━━ RECORDS TO PROCESS ━━

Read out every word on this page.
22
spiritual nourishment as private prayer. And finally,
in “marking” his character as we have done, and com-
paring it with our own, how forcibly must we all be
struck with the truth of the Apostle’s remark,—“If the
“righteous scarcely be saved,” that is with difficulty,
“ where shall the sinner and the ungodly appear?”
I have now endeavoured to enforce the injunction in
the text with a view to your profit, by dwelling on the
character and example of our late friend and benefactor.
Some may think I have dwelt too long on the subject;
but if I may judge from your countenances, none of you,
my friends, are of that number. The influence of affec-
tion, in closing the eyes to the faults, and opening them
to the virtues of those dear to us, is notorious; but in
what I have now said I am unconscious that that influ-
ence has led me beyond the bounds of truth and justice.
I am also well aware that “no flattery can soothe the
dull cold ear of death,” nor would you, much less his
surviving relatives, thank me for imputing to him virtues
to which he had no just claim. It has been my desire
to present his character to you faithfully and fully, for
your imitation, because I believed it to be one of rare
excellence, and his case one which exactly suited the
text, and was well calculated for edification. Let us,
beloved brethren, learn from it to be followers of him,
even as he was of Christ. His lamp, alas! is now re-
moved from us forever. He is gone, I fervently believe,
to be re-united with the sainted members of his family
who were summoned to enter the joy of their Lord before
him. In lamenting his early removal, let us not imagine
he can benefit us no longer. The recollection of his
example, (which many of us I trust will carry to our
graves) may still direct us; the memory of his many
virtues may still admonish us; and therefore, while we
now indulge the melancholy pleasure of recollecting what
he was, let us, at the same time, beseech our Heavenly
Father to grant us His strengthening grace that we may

━━━
━━ RECORDS TO PROCESS ━━

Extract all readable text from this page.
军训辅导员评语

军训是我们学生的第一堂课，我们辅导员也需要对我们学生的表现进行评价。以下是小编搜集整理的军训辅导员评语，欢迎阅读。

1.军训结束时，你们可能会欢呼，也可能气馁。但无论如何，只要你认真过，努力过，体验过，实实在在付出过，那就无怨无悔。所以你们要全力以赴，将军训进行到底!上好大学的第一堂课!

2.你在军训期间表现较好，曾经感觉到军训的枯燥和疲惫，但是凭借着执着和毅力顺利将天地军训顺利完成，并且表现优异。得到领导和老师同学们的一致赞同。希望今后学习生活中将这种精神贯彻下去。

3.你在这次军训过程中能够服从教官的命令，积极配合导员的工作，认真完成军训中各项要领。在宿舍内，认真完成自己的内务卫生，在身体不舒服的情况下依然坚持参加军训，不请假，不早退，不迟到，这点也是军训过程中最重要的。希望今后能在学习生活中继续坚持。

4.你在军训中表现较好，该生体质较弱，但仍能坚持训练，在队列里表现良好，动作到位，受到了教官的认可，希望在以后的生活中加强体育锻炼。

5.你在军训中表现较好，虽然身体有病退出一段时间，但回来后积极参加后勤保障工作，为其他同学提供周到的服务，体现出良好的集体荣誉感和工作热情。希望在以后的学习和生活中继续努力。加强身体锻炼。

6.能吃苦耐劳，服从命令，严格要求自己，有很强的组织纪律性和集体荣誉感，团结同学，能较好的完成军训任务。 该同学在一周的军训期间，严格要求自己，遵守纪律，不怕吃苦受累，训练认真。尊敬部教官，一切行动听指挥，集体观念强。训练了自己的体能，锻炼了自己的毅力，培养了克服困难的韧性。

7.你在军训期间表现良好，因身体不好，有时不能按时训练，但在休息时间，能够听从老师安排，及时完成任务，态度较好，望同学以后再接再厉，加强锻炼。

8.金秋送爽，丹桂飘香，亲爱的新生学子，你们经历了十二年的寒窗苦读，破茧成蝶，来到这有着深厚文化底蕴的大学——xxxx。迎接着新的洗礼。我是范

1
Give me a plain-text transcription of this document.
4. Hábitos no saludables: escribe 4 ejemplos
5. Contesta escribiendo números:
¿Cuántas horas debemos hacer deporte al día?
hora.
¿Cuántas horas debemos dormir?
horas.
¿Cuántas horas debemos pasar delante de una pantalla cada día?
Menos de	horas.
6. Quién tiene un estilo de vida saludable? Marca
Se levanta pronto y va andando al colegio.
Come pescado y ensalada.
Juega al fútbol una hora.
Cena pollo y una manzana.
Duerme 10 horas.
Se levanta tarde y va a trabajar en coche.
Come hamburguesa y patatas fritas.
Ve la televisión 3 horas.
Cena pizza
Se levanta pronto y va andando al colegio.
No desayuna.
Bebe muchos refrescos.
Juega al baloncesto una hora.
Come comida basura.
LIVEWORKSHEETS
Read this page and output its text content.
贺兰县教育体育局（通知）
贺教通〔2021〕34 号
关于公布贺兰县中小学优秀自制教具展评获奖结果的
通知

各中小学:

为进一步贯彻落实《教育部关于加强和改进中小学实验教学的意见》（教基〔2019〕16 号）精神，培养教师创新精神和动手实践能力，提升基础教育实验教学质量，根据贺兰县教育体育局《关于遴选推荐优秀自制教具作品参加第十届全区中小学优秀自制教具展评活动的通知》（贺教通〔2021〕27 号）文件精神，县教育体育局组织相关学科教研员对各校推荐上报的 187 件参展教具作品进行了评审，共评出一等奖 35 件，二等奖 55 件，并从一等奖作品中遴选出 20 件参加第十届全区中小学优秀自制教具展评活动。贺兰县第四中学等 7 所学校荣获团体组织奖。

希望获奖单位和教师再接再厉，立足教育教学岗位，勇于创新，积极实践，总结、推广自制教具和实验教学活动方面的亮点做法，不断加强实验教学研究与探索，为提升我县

━━━

◆ WHAT YOU NEED TO DO: Copy out every line of the listing that contains the string "still".

◆ TASK RESPONSE:
graves) may still direct us; the memory of his many
virtues may still admonish us; and therefore, while we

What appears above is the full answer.